Restate each line word for word. Leave out every picture.

Lines of data:

★ ★ ★ ★ ★ ★ ★

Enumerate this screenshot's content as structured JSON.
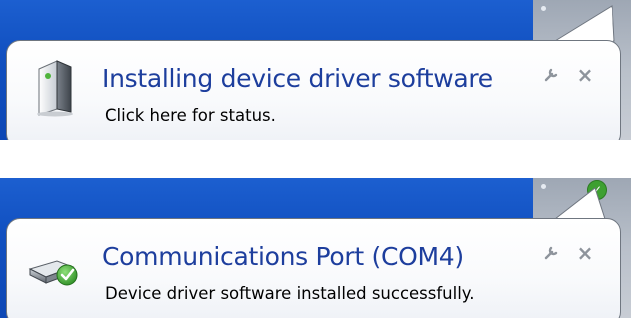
{
  "notifications": [
    {
      "title": "Installing device driver software",
      "message": "Click here for status.",
      "icon": "tower-computer-icon",
      "status_badge": ""
    },
    {
      "title": "Communications Port (COM4)",
      "message": "Device driver software installed successfully.",
      "icon": "device-success-icon",
      "status_badge": "✓"
    }
  ],
  "buttons": {
    "options_icon": "wrench-icon",
    "close_glyph": "×"
  },
  "colors": {
    "title": "#1d3e9d",
    "desktop": "#1150c0",
    "tray": "#b9c0ca",
    "success": "#3ea031"
  }
}
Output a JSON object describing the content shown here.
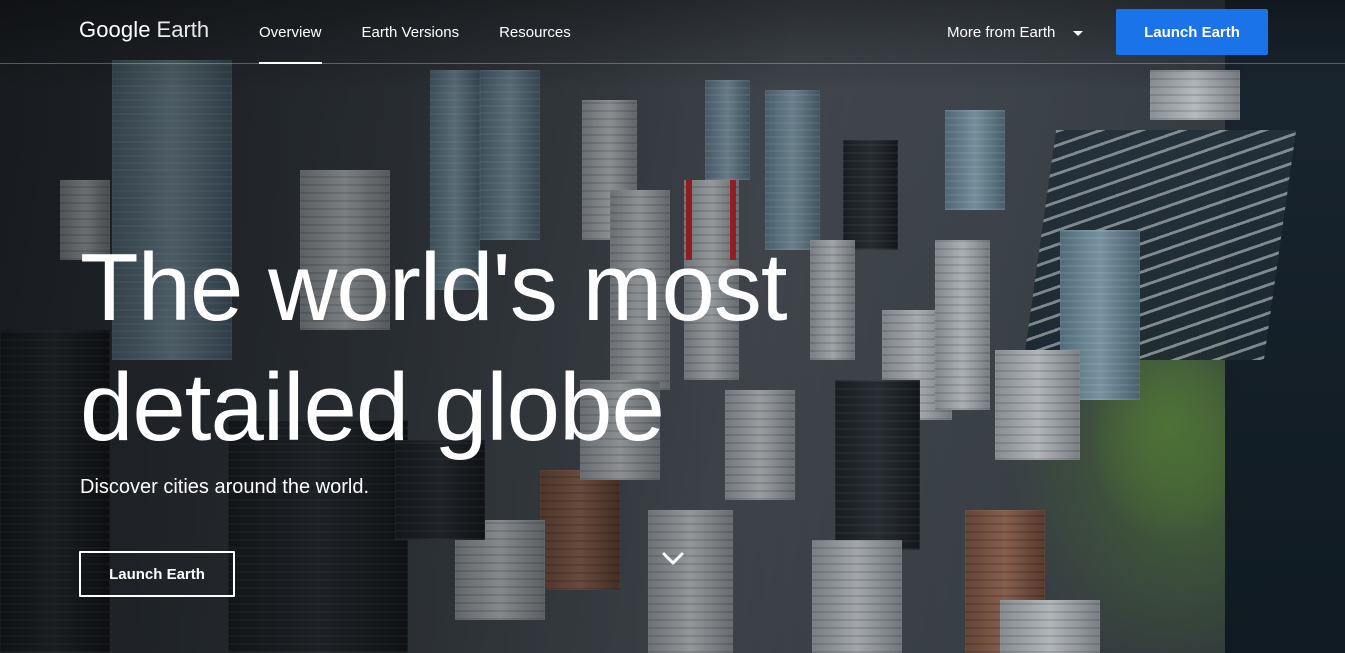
{
  "header": {
    "logo_google": "Google",
    "logo_earth": "Earth",
    "nav": [
      {
        "label": "Overview",
        "active": true
      },
      {
        "label": "Earth Versions",
        "active": false
      },
      {
        "label": "Resources",
        "active": false
      }
    ],
    "more_label": "More from Earth",
    "launch_label": "Launch Earth"
  },
  "hero": {
    "headline_line1": "The world's most",
    "headline_line2": "detailed globe",
    "subtitle": "Discover cities around the world.",
    "cta_label": "Launch Earth"
  },
  "colors": {
    "accent": "#1a73e8",
    "text": "#ffffff"
  },
  "icons": {
    "dropdown": "caret-down-icon",
    "scroll": "chevron-down-icon"
  }
}
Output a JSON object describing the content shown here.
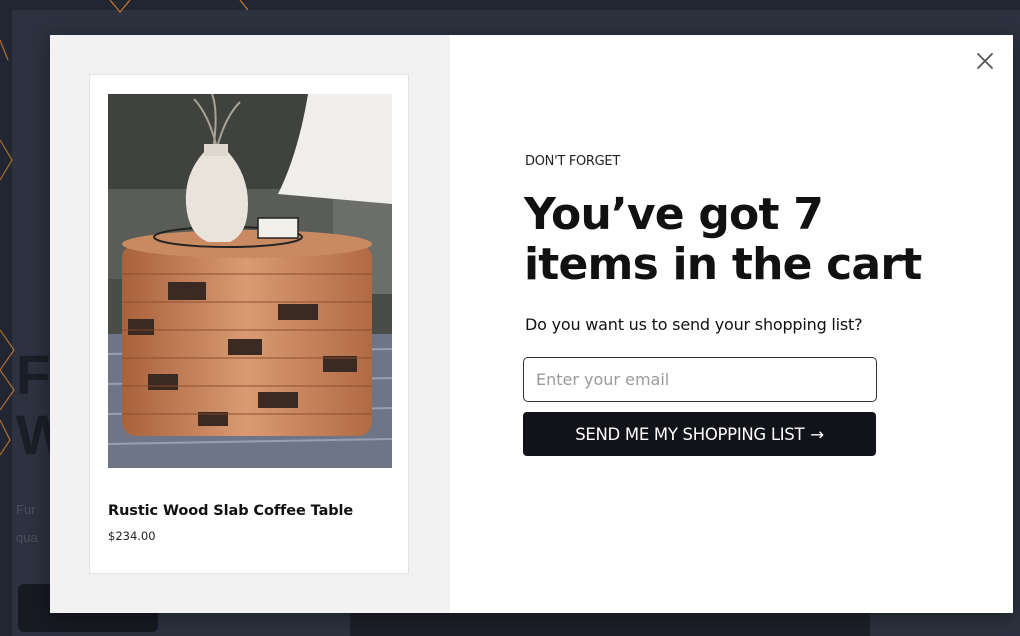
{
  "background_page": {
    "heading_line1": "F",
    "heading_line2": "W",
    "text_line1": "Fur",
    "text_line2": "qua"
  },
  "modal": {
    "product": {
      "name": "Rustic Wood Slab Coffee Table",
      "price": "$234.00"
    },
    "eyebrow": "DON'T FORGET",
    "headline_line1": "You’ve got 7",
    "headline_line2": "items in the cart",
    "subtext": "Do you want us to send your shopping list?",
    "email": {
      "value": "",
      "placeholder": "Enter your email"
    },
    "submit_label": "SEND ME MY SHOPPING LIST",
    "submit_arrow": "→",
    "close_icon": "close-icon"
  },
  "colors": {
    "overlay": "#222633",
    "accent_pattern": "#e8892f",
    "button_bg": "#111318"
  }
}
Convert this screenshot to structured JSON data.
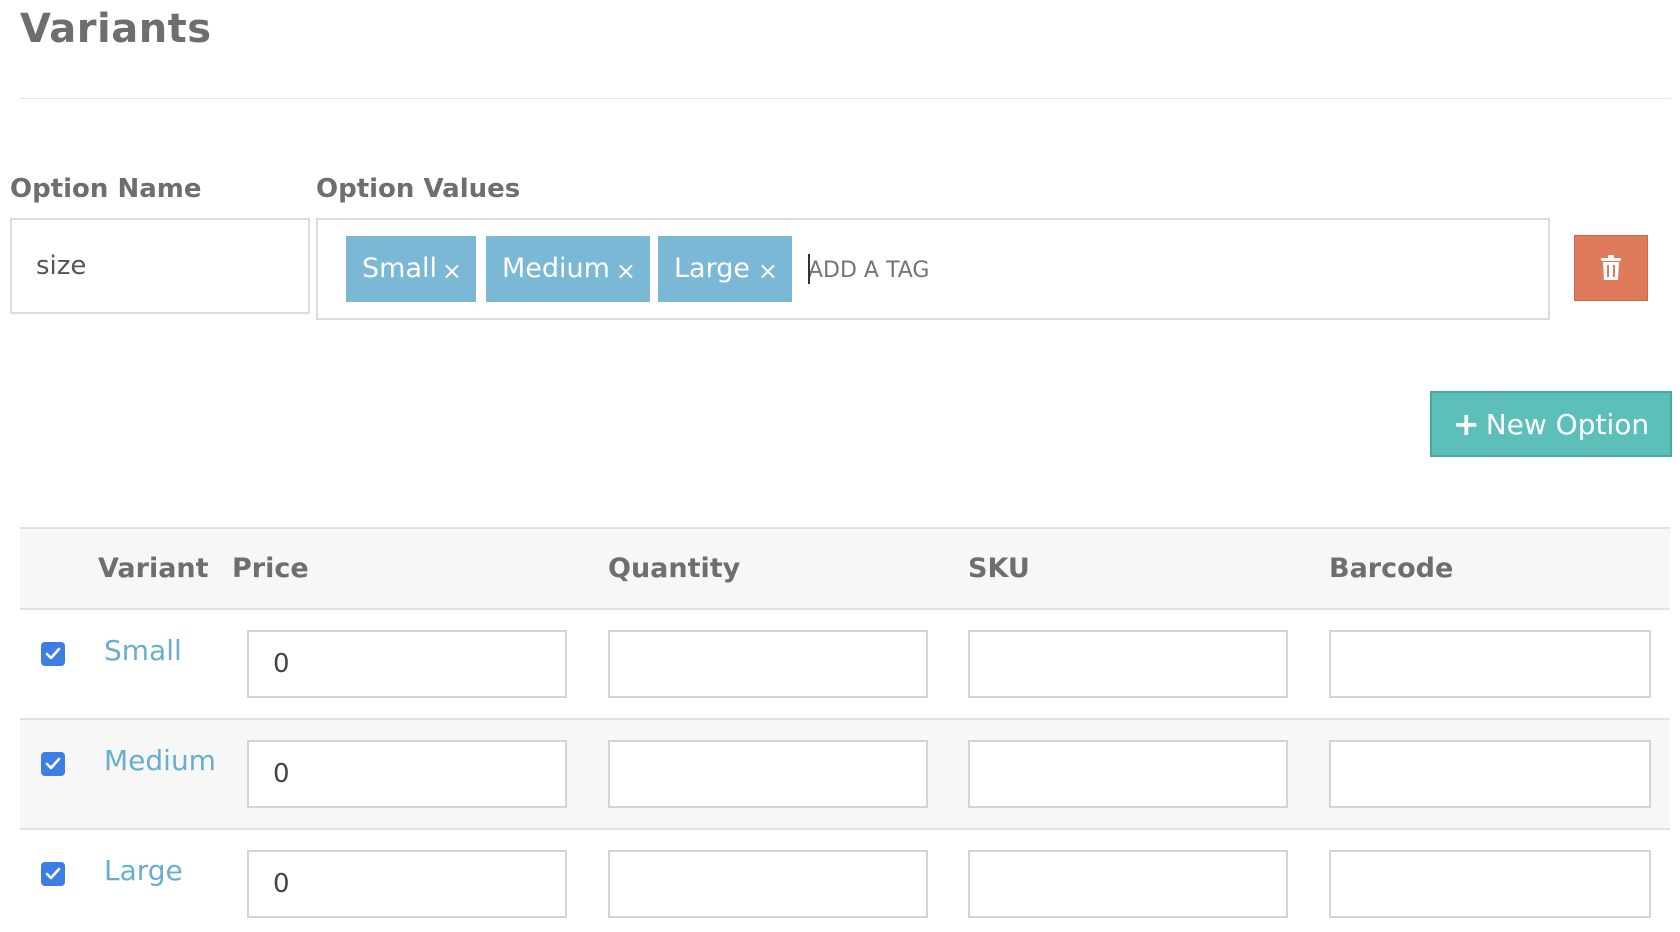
{
  "page": {
    "title": "Variants"
  },
  "option": {
    "name_label": "Option Name",
    "name_value": "size",
    "values_label": "Option Values",
    "tags": [
      {
        "label": "Small",
        "remove": "×"
      },
      {
        "label": "Medium",
        "remove": "×"
      },
      {
        "label": "Large",
        "remove": "×"
      }
    ],
    "tag_placeholder": "ADD A TAG",
    "delete_icon": "trash-icon"
  },
  "new_option": {
    "icon": "plus-icon",
    "icon_glyph": "+",
    "label": "New Option"
  },
  "table": {
    "headers": [
      "",
      "Variant",
      "Price",
      "Quantity",
      "SKU",
      "Barcode"
    ],
    "rows": [
      {
        "checked": true,
        "variant": "Small",
        "price": "0",
        "quantity": "",
        "sku": "",
        "barcode": ""
      },
      {
        "checked": true,
        "variant": "Medium",
        "price": "0",
        "quantity": "",
        "sku": "",
        "barcode": ""
      },
      {
        "checked": true,
        "variant": "Large",
        "price": "0",
        "quantity": "",
        "sku": "",
        "barcode": ""
      }
    ]
  },
  "colors": {
    "tag_bg": "#7ab8d6",
    "delete_bg": "#df7a5a",
    "new_option_bg": "#5cbfba",
    "variant_link": "#69aed0",
    "checkbox": "#3d7ee6"
  }
}
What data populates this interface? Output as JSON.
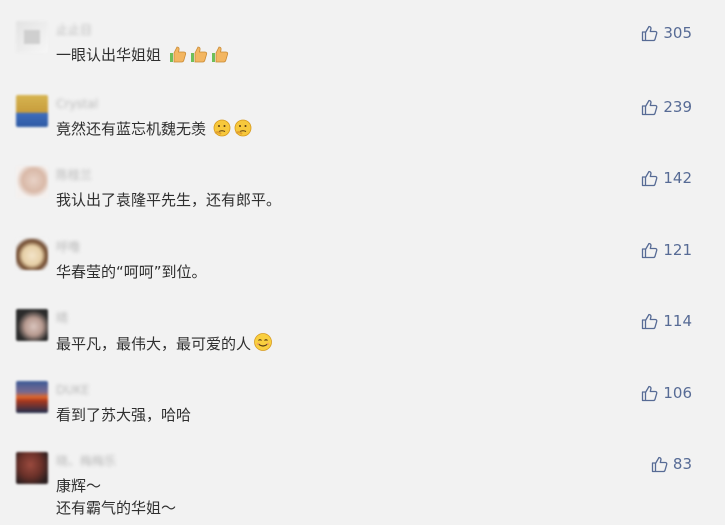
{
  "comments": [
    {
      "nickname": "止止日",
      "text": "一眼认出华姐姐",
      "emoji_icon": "thumbs-up-emoji",
      "emoji_count": 3,
      "likes": "305",
      "avatar_colors": [
        "#d9d9d9",
        "#ededed"
      ]
    },
    {
      "nickname": "Crystal",
      "text": "竟然还有蓝忘机魏无羡",
      "emoji_icon": "thinking-face-emoji",
      "emoji_count": 2,
      "likes": "239",
      "avatar_colors": [
        "#c8a845",
        "#3f6fbf"
      ]
    },
    {
      "nickname": "陈桂兰",
      "text": "我认出了袁隆平先生，还有郎平。",
      "likes": "142",
      "avatar_colors": [
        "#e6cfc3",
        "#6b4f43"
      ]
    },
    {
      "nickname": "呼噜",
      "text": "华春莹的“呵呵”到位。",
      "likes": "121",
      "avatar_colors": [
        "#f0e1c6",
        "#5b3a22"
      ]
    },
    {
      "nickname": "晴",
      "text": "最平凡，最伟大，最可爱的人",
      "emoji_icon": "smiling-face-emoji",
      "emoji_count": 1,
      "likes": "114",
      "avatar_colors": [
        "#2a2a2a",
        "#d8c8c4"
      ]
    },
    {
      "nickname": "DUKE",
      "text": "看到了苏大强，哈哈",
      "likes": "106",
      "avatar_colors": [
        "#b84a2a",
        "#2f4f8f"
      ]
    },
    {
      "nickname": "晓、梅梅乐",
      "text_lines": [
        "康辉～",
        "还有霸气的华姐～"
      ],
      "likes": "83",
      "avatar_colors": [
        "#7a3a32",
        "#3a2a2a"
      ]
    }
  ],
  "colors": {
    "background": "#f2f2f2",
    "like_blue": "#576b95",
    "text": "#2f2f2f",
    "nickname": "#b9b9b9"
  }
}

★ ★ ★ ★ ★ ★ ★

THE SOLUTION.
Enumerate this screenshot's content as structured JSON.
{
  "notifications": [
    {
      "title": "Installing device driver software",
      "message": "Click here for status.",
      "icon": "tower-computer-icon",
      "status_badge": ""
    },
    {
      "title": "Communications Port (COM4)",
      "message": "Device driver software installed successfully.",
      "icon": "device-success-icon",
      "status_badge": "✓"
    }
  ],
  "buttons": {
    "options_icon": "wrench-icon",
    "close_glyph": "×"
  },
  "colors": {
    "title": "#1d3e9d",
    "desktop": "#1150c0",
    "tray": "#b9c0ca",
    "success": "#3ea031"
  }
}
Output a JSON object describing the content shown here.
{
  "header": {
    "logo_google": "Google",
    "logo_earth": "Earth",
    "nav": [
      {
        "label": "Overview",
        "active": true
      },
      {
        "label": "Earth Versions",
        "active": false
      },
      {
        "label": "Resources",
        "active": false
      }
    ],
    "more_label": "More from Earth",
    "launch_label": "Launch Earth"
  },
  "hero": {
    "headline_line1": "The world's most",
    "headline_line2": "detailed globe",
    "subtitle": "Discover cities around the world.",
    "cta_label": "Launch Earth"
  },
  "colors": {
    "accent": "#1a73e8",
    "text": "#ffffff"
  },
  "icons": {
    "dropdown": "caret-down-icon",
    "scroll": "chevron-down-icon"
  }
}
Output a JSON object describing the content shown here.
{
  "background_page": {
    "heading_line1": "F",
    "heading_line2": "W",
    "text_line1": "Fur",
    "text_line2": "qua"
  },
  "modal": {
    "product": {
      "name": "Rustic Wood Slab Coffee Table",
      "price": "$234.00"
    },
    "eyebrow": "DON'T FORGET",
    "headline_line1": "You’ve got 7",
    "headline_line2": "items in the cart",
    "subtext": "Do you want us to send your shopping list?",
    "email": {
      "value": "",
      "placeholder": "Enter your email"
    },
    "submit_label": "SEND ME MY SHOPPING LIST",
    "submit_arrow": "→",
    "close_icon": "close-icon"
  },
  "colors": {
    "overlay": "#222633",
    "accent_pattern": "#e8892f",
    "button_bg": "#111318"
  }
}
Convert this screenshot to structured JSON data.
{
  "page": {
    "title": "Variants"
  },
  "option": {
    "name_label": "Option Name",
    "name_value": "size",
    "values_label": "Option Values",
    "tags": [
      {
        "label": "Small",
        "remove": "×"
      },
      {
        "label": "Medium",
        "remove": "×"
      },
      {
        "label": "Large",
        "remove": "×"
      }
    ],
    "tag_placeholder": "ADD A TAG",
    "delete_icon": "trash-icon"
  },
  "new_option": {
    "icon": "plus-icon",
    "icon_glyph": "+",
    "label": "New Option"
  },
  "table": {
    "headers": [
      "",
      "Variant",
      "Price",
      "Quantity",
      "SKU",
      "Barcode"
    ],
    "rows": [
      {
        "checked": true,
        "variant": "Small",
        "price": "0",
        "quantity": "",
        "sku": "",
        "barcode": ""
      },
      {
        "checked": true,
        "variant": "Medium",
        "price": "0",
        "quantity": "",
        "sku": "",
        "barcode": ""
      },
      {
        "checked": true,
        "variant": "Large",
        "price": "0",
        "quantity": "",
        "sku": "",
        "barcode": ""
      }
    ]
  },
  "colors": {
    "tag_bg": "#7ab8d6",
    "delete_bg": "#df7a5a",
    "new_option_bg": "#5cbfba",
    "variant_link": "#69aed0",
    "checkbox": "#3d7ee6"
  }
}
What data populates this interface? Output as JSON.
{
  "comments": [
    {
      "nickname": "止止日",
      "text": "一眼认出华姐姐",
      "emoji_icon": "thumbs-up-emoji",
      "emoji_count": 3,
      "likes": "305",
      "avatar_colors": [
        "#d9d9d9",
        "#ededed"
      ]
    },
    {
      "nickname": "Crystal",
      "text": "竟然还有蓝忘机魏无羡",
      "emoji_icon": "thinking-face-emoji",
      "emoji_count": 2,
      "likes": "239",
      "avatar_colors": [
        "#c8a845",
        "#3f6fbf"
      ]
    },
    {
      "nickname": "陈桂兰",
      "text": "我认出了袁隆平先生，还有郎平。",
      "likes": "142",
      "avatar_colors": [
        "#e6cfc3",
        "#6b4f43"
      ]
    },
    {
      "nickname": "呼噜",
      "text": "华春莹的“呵呵”到位。",
      "likes": "121",
      "avatar_colors": [
        "#f0e1c6",
        "#5b3a22"
      ]
    },
    {
      "nickname": "晴",
      "text": "最平凡，最伟大，最可爱的人",
      "emoji_icon": "smiling-face-emoji",
      "emoji_count": 1,
      "likes": "114",
      "avatar_colors": [
        "#2a2a2a",
        "#d8c8c4"
      ]
    },
    {
      "nickname": "DUKE",
      "text": "看到了苏大强，哈哈",
      "likes": "106",
      "avatar_colors": [
        "#b84a2a",
        "#2f4f8f"
      ]
    },
    {
      "nickname": "晓、梅梅乐",
      "text_lines": [
        "康辉～",
        "还有霸气的华姐～"
      ],
      "likes": "83",
      "avatar_colors": [
        "#7a3a32",
        "#3a2a2a"
      ]
    }
  ],
  "colors": {
    "background": "#f2f2f2",
    "like_blue": "#576b95",
    "text": "#2f2f2f",
    "nickname": "#b9b9b9"
  }
}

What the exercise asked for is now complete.